Rançon et gloire : les films de Xavier Beauvois

Emmanuel Burdeau (critique de cinéma)

Il n’y a qu’un seul sujet dans le cinéma de Xavier Beauvois : c’est l’idéal. L’idéal et la puissance des rêveries qu’il alimente, l’enchantement des images qu’il fait former, les attentes immenses placées en lui. Sa poursuite obstinée, son amour fidèle et déraisonnable. Mais aussi le fracas qui ne manque pas de se produire au point de rencontre avec le réel. Non moins, donc, qu’un idéal à atteindre : sa fin, sa mort, son deuil. Et tous les efforts qu’il faut livrer, après qu’il a été détruit, pour continuer à vivre.

L’idéal est le même et pourtant son visage change à chaque film. Ce sont d’abord la jeunesse et son désir de larguer les amarres. Ensuite l’art et la beauté vécus à leur paroxysme « romantique ». Puis la communauté familiale et ouvrière. Ensuite la loi et l’ordre. Puis la communauté encore, religieuse cette fois. Une figure majeure du xxe siècle, incarnant à la fois la noblesse de l’art et la dérision du rire. Le cycle des saisons et le travail des champs alors que la guerre fait rage. Enfin l’ordre et la loi à nouveau, indissolubles à nouveau de la communauté familiale. Et planant sur tout cela, le cinéma, celui que Beauvois a vu et celui qu’il se propose de donner à voir, l’un aiguillonnant l’autre.

Ainsi peuvent être présentés les huit longs métrages, de Nord à Albatros. Ce sont autant de versions d’une même histoire et d’un même destin, ceux d’hommes – non de femmes, à une exception près : Les Gardiennes – voués à faire l’amère expérience de ce qu’il arrive lorsque leur idéal entre en contact avec la réalité. S’il faut varier les termes d’une histoire pourtant identique, c’est que cette rencontre est à la fois prévisible et surprenante. On a beau savoir que le drame va arriver, il faut encore l’éprouver. Et s’il s’agit de destin et non seulement d’histoire, c’est que dans l’épreuve, la fatalité a sa part.
L’essentiel repose sur très peu de choses, presque rien. De l’idéal à sa destruction, la distance est infime. Incalculable : il suffit d’un instant. C’est un tel instant qui figure au centre d’Albatros : on ne saura jamais ce qui distingue ou aurait pu distinguer un coup de feu tiré à titre de prévention d’un meurtre. Et l’on ne reviendra pas en arrière : il va falloir que Laurent vive avec l’incertitude. C’est ainsi : la sollicitude est proche de la gaffe, la lucidité voisine de l’aveuglement, la naïveté sœur du désespoir.

Pourquoi soutenir alors que le sujet de Beauvois est l’idéal plutôt que sa mort ? Quelle est l’utilité de recourir à un mot aussi usé à une époque où le thème des illusions perdues semble à lui seul un anachronisme ? Il ne fait aucun doute que ce cinéma a quelque chose d’ancien. Beauvois est sans doute un cinéaste d’un autre temps. Il a besoin de croire, même si ce n’est que pour aller jeter cette croyance contre le mur. Il réclame un idéal, même si c’est pour mesurer, film à film, combien est mince l’écart entre le rêve et le deuil. Minuscule au point qu’il arrive toujours un moment où le spectateur se demande si, mû par quelque pulsion funeste, le personnage n’a pas tout simplement voulu depuis le début troquer le culte de l’idéal contre celui de son souvenir.

--

◆ CONSIGNE: Recopiez sans modification le passage du texte sur le cinéma de Xavier Beauvois qui va de « L’idéal est le » jusqu'à « l’un aiguillonnant l’autre. » inclus.

--

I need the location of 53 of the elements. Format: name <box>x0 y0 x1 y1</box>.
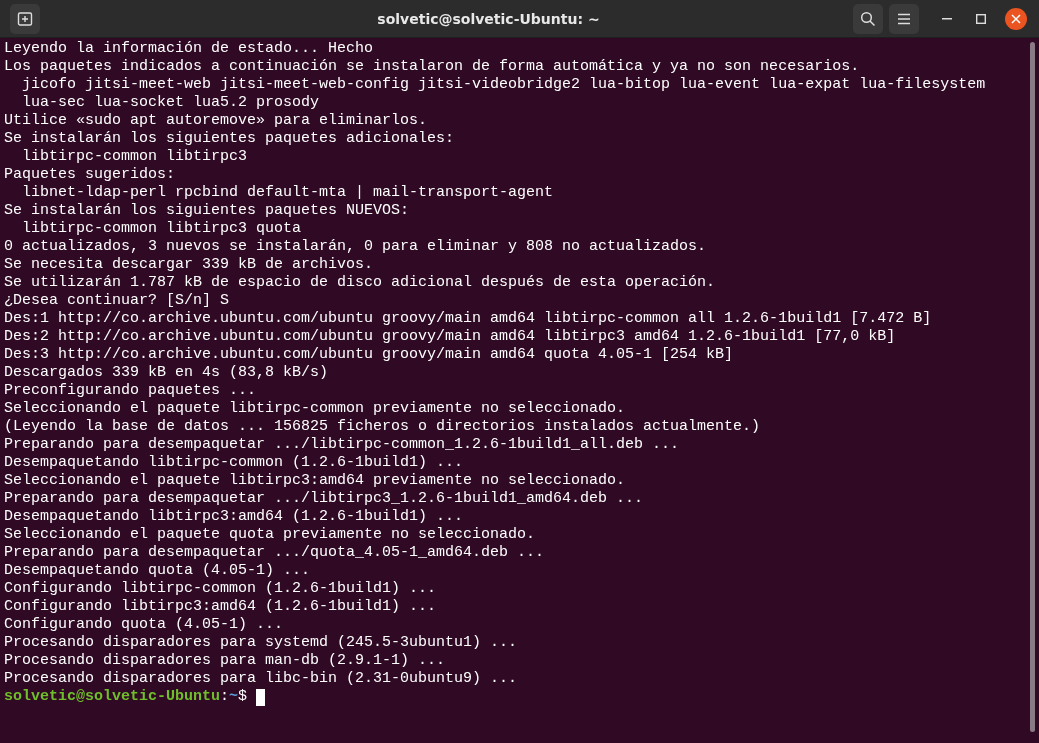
scrollbar-thumb[interactable] <box>1029 42 1035 732</box>
terminal-line: Paquetes sugeridos: <box>4 166 176 184</box>
terminal-line: Seleccionando el paquete libtirpc-common previamente no seleccionado. <box>4 400 626 418</box>
terminal-line: Configurando quota (4.05-1) ... <box>4 616 284 634</box>
terminal-line: (Leyendo la base de datos ... 156825 ficheros o directorios instalados actualmente.) <box>4 418 761 436</box>
terminal-line: Procesando disparadores para man-db (2.9.1-1) ... <box>4 652 446 670</box>
maximize-icon <box>976 13 986 24</box>
terminal-line: jicofo jitsi-meet-web jitsi-meet-web-config jitsi-videobridge2 lua-bitop lua-event lua-expat lua-filesystem <box>21 76 986 94</box>
terminal-line: 0 actualizados, 3 nuevos se instalarán, 0 para eliminar y 808 no actualizados. <box>4 238 707 256</box>
terminal-line: Desempaquetando quota (4.05-1) ... <box>4 562 311 580</box>
terminal-line: libtirpc-common libtirpc3 <box>21 148 248 166</box>
terminal-line: Se instalarán los siguientes paquetes NUEVOS: <box>4 202 410 220</box>
terminal-line: Se necesita descargar 339 kB de archivos. <box>4 256 374 274</box>
search-button[interactable] <box>853 3 883 34</box>
terminal-line: Procesando disparadores para libc-bin (2.31-0ubuntu9) ... <box>4 670 518 688</box>
menu-button[interactable] <box>889 3 919 34</box>
terminal-line: Utilice «sudo apt autoremove» para eliminarlos. <box>4 112 428 130</box>
terminal-line: Leyendo la información de estado... Hecho <box>4 40 374 58</box>
new-tab-button[interactable] <box>10 3 40 34</box>
terminal-line: Desempaquetando libtirpc-common (1.2.6-1build1) ... <box>4 454 464 472</box>
terminal-line: lua-sec lua-socket lua5.2 prosody <box>21 94 320 112</box>
prompt-separator: : <box>220 688 230 706</box>
new-tab-icon <box>17 10 33 27</box>
terminal-line: Desempaquetando libtirpc3:amd64 (1.2.6-1build1) ... <box>4 508 464 526</box>
minimize-icon <box>942 17 952 20</box>
terminal-line: Preparando para desempaquetar .../libtirpc-common_1.2.6-1build1_all.deb ... <box>4 436 680 454</box>
terminal-line: Des:2 http://co.archive.ubuntu.com/ubuntu groovy/main amd64 libtirpc3 amd64 1.2.6-1build1 [77,0 kB] <box>4 328 896 346</box>
terminal-line: libnet-ldap-perl rpcbind default-mta | mail-transport-agent <box>21 184 554 202</box>
prompt-path: ~ <box>229 688 239 706</box>
terminal-line: Seleccionando el paquete quota previamente no seleccionado. <box>4 526 536 544</box>
terminal-line: Seleccionando el paquete libtirpc3:amd64 previamente no seleccionado. <box>4 472 626 490</box>
terminal-line: Des:3 http://co.archive.ubuntu.com/ubuntu groovy/main amd64 quota 4.05-1 [254 kB] <box>4 346 734 364</box>
prompt-symbol: $ <box>238 688 248 706</box>
terminal-line: Configurando libtirpc3:amd64 (1.2.6-1build1) ... <box>4 598 437 616</box>
terminal-line: Los paquetes indicados a continuación se instalaron de forma automática y ya no son necesarios. <box>4 58 860 76</box>
text-cursor <box>256 688 266 706</box>
terminal-line: Se utilizarán 1.787 kB de espacio de disco adicional después de esta operación. <box>4 274 716 292</box>
terminal-line: Configurando libtirpc-common (1.2.6-1build1) ... <box>4 580 437 598</box>
close-button[interactable] <box>1005 7 1027 30</box>
prompt-user-host: solvetic@solvetic-Ubuntu <box>4 688 221 706</box>
close-icon <box>1011 13 1021 24</box>
terminal-line: Descargados 339 kB en 4s (83,8 kB/s) <box>4 364 329 382</box>
terminal-line: Preparando para desempaquetar .../quota_4.05-1_amd64.deb ... <box>4 544 545 562</box>
window-title: solvetic@solvetic-Ubuntu: ~ <box>376 10 601 27</box>
menu-icon <box>897 12 911 25</box>
terminal-line: ¿Desea continuar? [S/n] S <box>4 292 230 310</box>
terminal-line: Procesando disparadores para systemd (245.5-3ubuntu1) ... <box>4 634 518 652</box>
search-icon <box>860 10 876 27</box>
terminal-line: Se instalarán los siguientes paquetes adicionales: <box>4 130 455 148</box>
terminal-line: Preparando para desempaquetar .../libtirpc3_1.2.6-1build1_amd64.deb ... <box>4 490 644 508</box>
terminal-line: libtirpc-common libtirpc3 quota <box>21 220 302 238</box>
terminal-line: Des:1 http://co.archive.ubuntu.com/ubuntu groovy/main amd64 libtirpc-common all 1.2.6-1build1 [7.472 B] <box>4 310 932 328</box>
terminal-line: Preconfigurando paquetes ... <box>4 382 257 400</box>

--

◆ RÉPONSE FINALE:
L’idéal est le même et pourtant son visage change à chaque film. Ce sont d’abord la jeunesse et son désir de larguer les amarres. Ensuite l’art et la beauté vécus à leur paroxysme « romantique ». Puis la communauté familiale et ouvrière. Ensuite la loi et l’ordre. Puis la communauté encore, religieuse cette fois. Une figure majeure du xxe siècle, incarnant à la fois la noblesse de l’art et la dérision du rire. Le cycle des saisons et le travail des champs alors que la guerre fait rage. Enfin l’ordre et la loi à nouveau, indissolubles à nouveau de la communauté familiale. Et planant sur tout cela, le cinéma, celui que Beauvois a vu et celui qu’il se propose de donner à voir, l’un aiguillonnant l’autre.